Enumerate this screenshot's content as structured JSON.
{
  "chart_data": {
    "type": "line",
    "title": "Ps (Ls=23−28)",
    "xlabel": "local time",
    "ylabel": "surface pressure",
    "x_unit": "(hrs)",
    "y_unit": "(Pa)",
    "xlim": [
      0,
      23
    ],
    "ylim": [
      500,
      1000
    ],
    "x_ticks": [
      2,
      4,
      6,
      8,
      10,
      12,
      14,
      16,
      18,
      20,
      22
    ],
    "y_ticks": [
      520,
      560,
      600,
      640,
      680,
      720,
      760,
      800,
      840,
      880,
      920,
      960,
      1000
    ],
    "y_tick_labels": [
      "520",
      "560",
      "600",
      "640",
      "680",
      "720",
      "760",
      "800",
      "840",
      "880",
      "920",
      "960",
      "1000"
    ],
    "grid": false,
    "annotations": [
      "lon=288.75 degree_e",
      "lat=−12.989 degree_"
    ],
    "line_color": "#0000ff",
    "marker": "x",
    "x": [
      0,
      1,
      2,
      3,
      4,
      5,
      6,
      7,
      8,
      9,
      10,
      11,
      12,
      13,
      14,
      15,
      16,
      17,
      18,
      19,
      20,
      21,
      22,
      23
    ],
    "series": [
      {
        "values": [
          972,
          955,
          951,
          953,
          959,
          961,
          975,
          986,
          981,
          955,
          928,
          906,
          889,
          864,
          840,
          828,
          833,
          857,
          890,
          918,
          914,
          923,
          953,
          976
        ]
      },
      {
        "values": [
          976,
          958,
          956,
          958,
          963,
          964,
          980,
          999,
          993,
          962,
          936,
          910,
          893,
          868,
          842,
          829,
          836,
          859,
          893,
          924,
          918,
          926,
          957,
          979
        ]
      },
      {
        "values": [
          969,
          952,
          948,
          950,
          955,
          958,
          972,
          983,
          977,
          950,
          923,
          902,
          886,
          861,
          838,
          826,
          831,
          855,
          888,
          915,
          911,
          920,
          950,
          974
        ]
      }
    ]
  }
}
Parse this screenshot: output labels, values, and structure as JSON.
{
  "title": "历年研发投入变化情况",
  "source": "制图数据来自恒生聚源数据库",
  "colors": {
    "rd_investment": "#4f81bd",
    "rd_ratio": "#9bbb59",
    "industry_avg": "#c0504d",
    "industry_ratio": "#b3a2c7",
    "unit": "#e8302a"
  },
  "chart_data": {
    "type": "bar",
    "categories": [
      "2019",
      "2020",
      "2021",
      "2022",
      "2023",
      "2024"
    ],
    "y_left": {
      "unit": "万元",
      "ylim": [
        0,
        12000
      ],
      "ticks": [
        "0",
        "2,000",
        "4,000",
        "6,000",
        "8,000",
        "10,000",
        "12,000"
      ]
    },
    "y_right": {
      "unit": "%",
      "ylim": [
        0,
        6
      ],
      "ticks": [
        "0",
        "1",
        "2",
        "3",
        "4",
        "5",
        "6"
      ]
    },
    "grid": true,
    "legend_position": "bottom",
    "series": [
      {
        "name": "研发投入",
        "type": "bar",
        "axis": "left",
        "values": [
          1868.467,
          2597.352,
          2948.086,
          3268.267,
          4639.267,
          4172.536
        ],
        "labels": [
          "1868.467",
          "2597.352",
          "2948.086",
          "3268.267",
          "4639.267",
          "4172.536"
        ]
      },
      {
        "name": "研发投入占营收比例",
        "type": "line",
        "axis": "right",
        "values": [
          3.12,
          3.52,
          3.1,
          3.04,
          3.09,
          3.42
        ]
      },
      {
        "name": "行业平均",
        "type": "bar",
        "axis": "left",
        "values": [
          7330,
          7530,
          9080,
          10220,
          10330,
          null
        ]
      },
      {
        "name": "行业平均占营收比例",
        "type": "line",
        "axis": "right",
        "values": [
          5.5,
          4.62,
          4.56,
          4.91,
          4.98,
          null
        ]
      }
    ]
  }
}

> [Given task]: Exact output of every entry is required.

> [Answer for this exercise]:
Enumerate this screenshot's content as structured JSON.
{
  "chart_data": {
    "type": "line",
    "title": "Ps (Ls=23−28)",
    "xlabel": "local time",
    "ylabel": "surface pressure",
    "x_unit": "(hrs)",
    "y_unit": "(Pa)",
    "xlim": [
      0,
      23
    ],
    "ylim": [
      500,
      1000
    ],
    "x_ticks": [
      2,
      4,
      6,
      8,
      10,
      12,
      14,
      16,
      18,
      20,
      22
    ],
    "y_ticks": [
      520,
      560,
      600,
      640,
      680,
      720,
      760,
      800,
      840,
      880,
      920,
      960,
      1000
    ],
    "y_tick_labels": [
      "520",
      "560",
      "600",
      "640",
      "680",
      "720",
      "760",
      "800",
      "840",
      "880",
      "920",
      "960",
      "1000"
    ],
    "grid": false,
    "annotations": [
      "lon=288.75 degree_e",
      "lat=−12.989 degree_"
    ],
    "line_color": "#0000ff",
    "marker": "x",
    "x": [
      0,
      1,
      2,
      3,
      4,
      5,
      6,
      7,
      8,
      9,
      10,
      11,
      12,
      13,
      14,
      15,
      16,
      17,
      18,
      19,
      20,
      21,
      22,
      23
    ],
    "series": [
      {
        "values": [
          972,
          955,
          951,
          953,
          959,
          961,
          975,
          986,
          981,
          955,
          928,
          906,
          889,
          864,
          840,
          828,
          833,
          857,
          890,
          918,
          914,
          923,
          953,
          976
        ]
      },
      {
        "values": [
          976,
          958,
          956,
          958,
          963,
          964,
          980,
          999,
          993,
          962,
          936,
          910,
          893,
          868,
          842,
          829,
          836,
          859,
          893,
          924,
          918,
          926,
          957,
          979
        ]
      },
      {
        "values": [
          969,
          952,
          948,
          950,
          955,
          958,
          972,
          983,
          977,
          950,
          923,
          902,
          886,
          861,
          838,
          826,
          831,
          855,
          888,
          915,
          911,
          920,
          950,
          974
        ]
      }
    ]
  }
}
Parse this screenshot: output labels, values, and structure as JSON.
{
  "title": "历年研发投入变化情况",
  "source": "制图数据来自恒生聚源数据库",
  "colors": {
    "rd_investment": "#4f81bd",
    "rd_ratio": "#9bbb59",
    "industry_avg": "#c0504d",
    "industry_ratio": "#b3a2c7",
    "unit": "#e8302a"
  },
  "chart_data": {
    "type": "bar",
    "categories": [
      "2019",
      "2020",
      "2021",
      "2022",
      "2023",
      "2024"
    ],
    "y_left": {
      "unit": "万元",
      "ylim": [
        0,
        12000
      ],
      "ticks": [
        "0",
        "2,000",
        "4,000",
        "6,000",
        "8,000",
        "10,000",
        "12,000"
      ]
    },
    "y_right": {
      "unit": "%",
      "ylim": [
        0,
        6
      ],
      "ticks": [
        "0",
        "1",
        "2",
        "3",
        "4",
        "5",
        "6"
      ]
    },
    "grid": true,
    "legend_position": "bottom",
    "series": [
      {
        "name": "研发投入",
        "type": "bar",
        "axis": "left",
        "values": [
          1868.467,
          2597.352,
          2948.086,
          3268.267,
          4639.267,
          4172.536
        ],
        "labels": [
          "1868.467",
          "2597.352",
          "2948.086",
          "3268.267",
          "4639.267",
          "4172.536"
        ]
      },
      {
        "name": "研发投入占营收比例",
        "type": "line",
        "axis": "right",
        "values": [
          3.12,
          3.52,
          3.1,
          3.04,
          3.09,
          3.42
        ]
      },
      {
        "name": "行业平均",
        "type": "bar",
        "axis": "left",
        "values": [
          7330,
          7530,
          9080,
          10220,
          10330,
          null
        ]
      },
      {
        "name": "行业平均占营收比例",
        "type": "line",
        "axis": "right",
        "values": [
          5.5,
          4.62,
          4.56,
          4.91,
          4.98,
          null
        ]
      }
    ]
  }
}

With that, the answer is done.